Pick out each line of the records in which the word "backup" appears.

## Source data
- - - - -

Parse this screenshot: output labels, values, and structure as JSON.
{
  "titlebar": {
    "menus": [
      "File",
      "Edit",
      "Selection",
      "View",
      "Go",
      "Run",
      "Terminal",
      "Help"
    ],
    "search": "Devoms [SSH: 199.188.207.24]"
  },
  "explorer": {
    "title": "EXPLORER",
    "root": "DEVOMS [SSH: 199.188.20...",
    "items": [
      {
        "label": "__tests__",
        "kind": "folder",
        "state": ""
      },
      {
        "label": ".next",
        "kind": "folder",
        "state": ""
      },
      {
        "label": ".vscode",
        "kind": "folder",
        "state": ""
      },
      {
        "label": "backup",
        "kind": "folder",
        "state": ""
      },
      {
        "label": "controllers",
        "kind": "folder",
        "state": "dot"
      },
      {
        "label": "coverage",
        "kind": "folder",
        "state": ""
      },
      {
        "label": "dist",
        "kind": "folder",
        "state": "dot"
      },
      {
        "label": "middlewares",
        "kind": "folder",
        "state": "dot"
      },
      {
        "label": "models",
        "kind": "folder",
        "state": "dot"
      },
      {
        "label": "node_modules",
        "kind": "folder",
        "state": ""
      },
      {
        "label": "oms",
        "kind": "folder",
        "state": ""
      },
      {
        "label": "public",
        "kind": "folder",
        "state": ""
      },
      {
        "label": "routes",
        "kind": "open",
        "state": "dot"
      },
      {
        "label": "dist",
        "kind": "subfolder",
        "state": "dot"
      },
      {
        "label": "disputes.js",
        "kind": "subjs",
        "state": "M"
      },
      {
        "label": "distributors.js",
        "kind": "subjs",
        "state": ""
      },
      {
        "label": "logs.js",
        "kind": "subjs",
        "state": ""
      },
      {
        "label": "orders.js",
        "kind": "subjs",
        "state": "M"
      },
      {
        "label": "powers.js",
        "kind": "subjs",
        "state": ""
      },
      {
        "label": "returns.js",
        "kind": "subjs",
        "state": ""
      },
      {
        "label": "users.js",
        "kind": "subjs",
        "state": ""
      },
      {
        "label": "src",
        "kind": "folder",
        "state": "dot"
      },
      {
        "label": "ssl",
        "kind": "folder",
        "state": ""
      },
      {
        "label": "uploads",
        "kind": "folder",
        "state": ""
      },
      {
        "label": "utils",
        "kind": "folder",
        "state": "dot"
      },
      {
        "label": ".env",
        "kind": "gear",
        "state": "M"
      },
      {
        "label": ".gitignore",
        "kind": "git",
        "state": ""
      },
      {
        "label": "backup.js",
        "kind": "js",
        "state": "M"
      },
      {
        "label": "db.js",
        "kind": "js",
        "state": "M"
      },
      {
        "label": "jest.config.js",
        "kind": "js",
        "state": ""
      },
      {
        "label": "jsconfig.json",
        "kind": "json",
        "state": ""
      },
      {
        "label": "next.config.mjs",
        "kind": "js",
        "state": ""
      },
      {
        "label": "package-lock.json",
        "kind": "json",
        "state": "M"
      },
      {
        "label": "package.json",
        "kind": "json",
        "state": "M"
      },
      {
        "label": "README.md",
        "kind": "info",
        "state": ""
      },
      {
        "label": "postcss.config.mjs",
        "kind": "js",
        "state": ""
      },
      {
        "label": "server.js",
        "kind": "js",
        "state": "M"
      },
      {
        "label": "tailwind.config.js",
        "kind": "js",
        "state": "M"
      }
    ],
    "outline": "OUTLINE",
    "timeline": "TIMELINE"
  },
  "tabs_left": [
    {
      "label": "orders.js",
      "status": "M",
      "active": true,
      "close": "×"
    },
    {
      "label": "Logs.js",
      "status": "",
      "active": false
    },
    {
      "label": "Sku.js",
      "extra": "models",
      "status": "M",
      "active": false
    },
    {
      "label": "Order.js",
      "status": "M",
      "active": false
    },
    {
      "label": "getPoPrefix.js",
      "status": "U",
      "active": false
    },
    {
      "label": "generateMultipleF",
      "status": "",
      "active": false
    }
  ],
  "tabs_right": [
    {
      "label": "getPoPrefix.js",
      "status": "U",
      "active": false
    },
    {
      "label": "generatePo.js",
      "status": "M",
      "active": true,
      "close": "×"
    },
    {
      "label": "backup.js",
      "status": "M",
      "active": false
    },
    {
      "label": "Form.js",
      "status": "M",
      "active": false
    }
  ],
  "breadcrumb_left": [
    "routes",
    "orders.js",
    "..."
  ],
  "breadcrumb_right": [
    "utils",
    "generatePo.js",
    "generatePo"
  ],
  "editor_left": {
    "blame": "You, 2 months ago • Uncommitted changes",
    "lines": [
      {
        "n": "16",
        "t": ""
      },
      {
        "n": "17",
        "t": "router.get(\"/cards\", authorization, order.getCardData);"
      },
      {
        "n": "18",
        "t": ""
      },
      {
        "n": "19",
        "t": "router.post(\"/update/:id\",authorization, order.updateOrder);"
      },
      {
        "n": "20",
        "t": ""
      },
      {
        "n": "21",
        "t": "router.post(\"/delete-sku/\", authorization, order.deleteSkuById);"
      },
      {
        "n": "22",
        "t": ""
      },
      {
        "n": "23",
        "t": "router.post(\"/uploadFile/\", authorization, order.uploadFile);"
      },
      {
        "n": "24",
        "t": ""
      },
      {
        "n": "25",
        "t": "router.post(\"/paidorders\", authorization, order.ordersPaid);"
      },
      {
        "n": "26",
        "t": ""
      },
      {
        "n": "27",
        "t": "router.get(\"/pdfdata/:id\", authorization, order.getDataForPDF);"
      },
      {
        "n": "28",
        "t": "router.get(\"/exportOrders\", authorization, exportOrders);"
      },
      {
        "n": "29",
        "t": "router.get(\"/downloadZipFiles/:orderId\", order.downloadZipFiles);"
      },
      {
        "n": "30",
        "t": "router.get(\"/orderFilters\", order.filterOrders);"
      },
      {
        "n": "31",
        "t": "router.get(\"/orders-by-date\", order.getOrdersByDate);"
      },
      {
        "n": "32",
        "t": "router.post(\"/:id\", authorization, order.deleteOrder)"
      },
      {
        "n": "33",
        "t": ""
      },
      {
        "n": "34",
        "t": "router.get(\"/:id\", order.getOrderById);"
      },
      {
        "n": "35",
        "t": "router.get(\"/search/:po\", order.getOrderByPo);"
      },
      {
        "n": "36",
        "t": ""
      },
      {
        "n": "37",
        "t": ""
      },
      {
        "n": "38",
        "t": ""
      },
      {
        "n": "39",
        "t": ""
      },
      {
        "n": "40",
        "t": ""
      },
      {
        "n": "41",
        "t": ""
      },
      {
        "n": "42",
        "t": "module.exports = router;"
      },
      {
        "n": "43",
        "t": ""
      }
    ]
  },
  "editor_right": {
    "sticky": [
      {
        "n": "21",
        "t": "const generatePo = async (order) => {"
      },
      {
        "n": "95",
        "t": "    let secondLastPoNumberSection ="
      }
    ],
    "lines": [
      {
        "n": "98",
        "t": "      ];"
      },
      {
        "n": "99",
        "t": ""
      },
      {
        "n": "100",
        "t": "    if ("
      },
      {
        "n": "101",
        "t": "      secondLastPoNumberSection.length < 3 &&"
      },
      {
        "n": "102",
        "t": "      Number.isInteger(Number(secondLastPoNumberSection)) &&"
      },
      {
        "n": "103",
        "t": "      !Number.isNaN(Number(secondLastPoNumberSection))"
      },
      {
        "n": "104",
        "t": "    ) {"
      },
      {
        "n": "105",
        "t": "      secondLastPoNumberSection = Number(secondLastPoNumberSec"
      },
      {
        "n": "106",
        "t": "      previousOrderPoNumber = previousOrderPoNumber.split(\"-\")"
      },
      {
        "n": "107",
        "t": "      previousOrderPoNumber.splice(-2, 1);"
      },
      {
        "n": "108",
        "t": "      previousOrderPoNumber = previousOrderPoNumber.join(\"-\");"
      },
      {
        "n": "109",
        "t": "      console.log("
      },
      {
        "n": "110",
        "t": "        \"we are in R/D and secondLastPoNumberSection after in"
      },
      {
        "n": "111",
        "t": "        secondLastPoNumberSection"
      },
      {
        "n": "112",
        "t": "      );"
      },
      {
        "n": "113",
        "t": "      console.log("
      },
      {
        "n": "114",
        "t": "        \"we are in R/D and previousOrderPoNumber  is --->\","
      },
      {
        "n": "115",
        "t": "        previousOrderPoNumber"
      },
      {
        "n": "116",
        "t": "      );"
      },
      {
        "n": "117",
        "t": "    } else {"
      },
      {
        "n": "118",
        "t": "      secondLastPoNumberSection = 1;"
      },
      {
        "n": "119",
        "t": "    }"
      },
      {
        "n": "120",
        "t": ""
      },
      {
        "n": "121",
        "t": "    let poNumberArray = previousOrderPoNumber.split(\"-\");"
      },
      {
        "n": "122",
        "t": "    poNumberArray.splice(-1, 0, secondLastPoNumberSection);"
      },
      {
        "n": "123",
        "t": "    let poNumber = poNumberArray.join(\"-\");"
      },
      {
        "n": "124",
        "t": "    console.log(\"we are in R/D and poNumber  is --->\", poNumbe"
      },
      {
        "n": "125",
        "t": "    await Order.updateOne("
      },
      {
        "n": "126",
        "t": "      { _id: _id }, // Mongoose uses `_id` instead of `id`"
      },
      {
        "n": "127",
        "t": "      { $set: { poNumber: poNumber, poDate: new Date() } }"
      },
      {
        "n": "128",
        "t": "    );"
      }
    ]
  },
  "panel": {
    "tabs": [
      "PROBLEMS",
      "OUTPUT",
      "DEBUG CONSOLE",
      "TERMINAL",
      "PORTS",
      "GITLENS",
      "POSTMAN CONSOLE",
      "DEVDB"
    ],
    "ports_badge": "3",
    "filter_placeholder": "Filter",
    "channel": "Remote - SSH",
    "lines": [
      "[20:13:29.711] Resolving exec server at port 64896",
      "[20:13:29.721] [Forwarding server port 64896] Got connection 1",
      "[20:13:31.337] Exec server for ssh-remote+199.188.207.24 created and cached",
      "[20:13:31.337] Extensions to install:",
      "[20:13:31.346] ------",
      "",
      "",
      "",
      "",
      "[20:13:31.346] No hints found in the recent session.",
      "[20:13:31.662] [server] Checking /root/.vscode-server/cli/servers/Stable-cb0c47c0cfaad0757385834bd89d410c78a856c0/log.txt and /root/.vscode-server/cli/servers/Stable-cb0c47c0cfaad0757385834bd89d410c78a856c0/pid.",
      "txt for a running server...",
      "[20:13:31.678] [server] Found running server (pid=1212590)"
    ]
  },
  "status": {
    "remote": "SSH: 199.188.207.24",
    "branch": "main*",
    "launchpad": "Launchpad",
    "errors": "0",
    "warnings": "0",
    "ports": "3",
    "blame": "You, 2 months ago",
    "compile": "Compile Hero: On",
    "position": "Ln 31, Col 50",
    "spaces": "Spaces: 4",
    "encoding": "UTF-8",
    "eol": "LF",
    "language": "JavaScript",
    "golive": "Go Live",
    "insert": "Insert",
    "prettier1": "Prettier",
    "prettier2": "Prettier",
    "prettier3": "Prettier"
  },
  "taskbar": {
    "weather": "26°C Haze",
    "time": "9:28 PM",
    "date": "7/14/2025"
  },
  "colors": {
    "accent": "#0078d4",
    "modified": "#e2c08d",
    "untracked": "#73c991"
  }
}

- - - - -

## Finished task
        "label": "backup",
        "label": "backup.js",
      "label": "backup.js",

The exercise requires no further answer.